Recensé : Salomé Berthon, Sabine Châtelain, Marie-Noëlle Ottavi, Olivier Wathelet (dir.), Ethnologie des gens heureux, Paris, Éditions de la Maison des Sciences de l’Homme, 2009, 206 p.
Après avoir, hier, délaissé les rivages mélanésiens pour investir les côtes bretonnes abandonnées par la modernité (Bretons de Plozevet d’André Burguière), les ethnologues s’intéressent aujourd’hui à une nouvelle tribu présente sous nos latitudes : les gens heureux. On ne saurait leur reprocher une telle perspective, qui inscrit l’ethnologie dans le large programme de recherche sur le bonheur en sciences humaines et sociales. Les auteurs revendiquent d’ailleurs explicitement leur intégration à ce « concert » de recherches venues de toutes les disciplines. Ils entendent ainsi prendre le train en marche, et cet argument, décliné de nombreuses fois dans l’Ethnologie des gens heureux, en constitue la justification princeps. Le volume trouve son origine dans une journée d’étude organisée en 2006 par des jeunes chercheurs du centre du Laboratoire d’anthropologie « Mémoire, Identité et Cognition sociale » de l’Université de Nice − Sophia Antipolis. Bientôt constitué en Groupe de recherche pour une anthropologie du bonheur (GRAB), ils ont publié leurs travaux en 2009, aux éditions de la Maison des Sciences de l’Homme.
Quand l’ethnologie s’empare du bonheur
Étudier le bonheur et mettre à profit la spécificité disciplinaire de l’ethnologie est, n’en doutons pas, un objectif louable. Car si les sciences sociales se sont plutôt tournées vers l’étude du malheur et des conflits sociaux, il est désormais reconnu que celle de la vie heureuse offre d’importants bénéfices heuristiques. Or la description ethnologique semble l’une des modalités permettant au chercheur de recueillir des données fiables sur le bonheur : loin des questionnaires quantitatifs qui posent de lourds problèmes d’interprétation aux sociologues, l’ethnologue pourrait, grâce à l’étude qualitative de longue haleine, savoir déceler les signes verbaux et non-verbaux du bonheur des acteurs. Aussi, lorsque le lecteur apprend que l’objectif visé est de retrouver « les formes élémentaires du bonheur » et de mettre au jour ses « manifestations ordinaires », il se réjouit : l’ouvrage dévoilera une cartographie des moments de bonheur, un recueil minutieux des expériences heureuses, des conditions objectives qui les rendent possibles et des jugements subjectifs qui les transmettent.

- INFORMATIONS AFFICHÉES
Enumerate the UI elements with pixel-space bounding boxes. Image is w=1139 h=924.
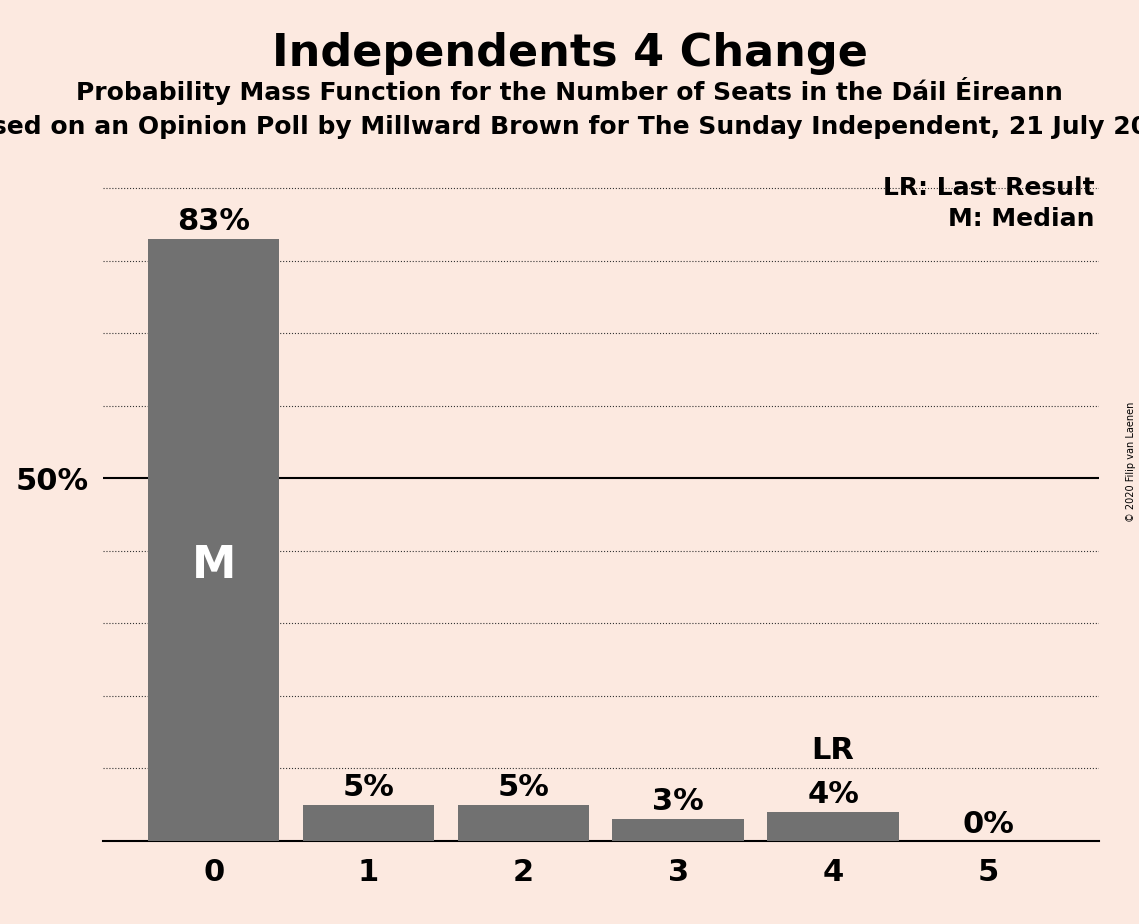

- TÂCHE À RÉALISER
Expliquez, s'il vous plaît, en une à trois phrases, pourquoi le texte cité présente la description ethnologique comme un bon moyen d'étudier le bonheur. Ces données n'interviennent pas dans ce travail.

- RÉPONSE FINALE
Contrairement aux questionnaires quantitatifs, qui posent de lourds problèmes d'interprétation aux sociologues, l'ethnologue pourrait, grâce à une étude qualitative de longue haleine, déceler les signes verbaux et non verbaux du bonheur des acteurs. La description ethnologique semble donc permettre de recueillir des informations fiables sur le bonheur.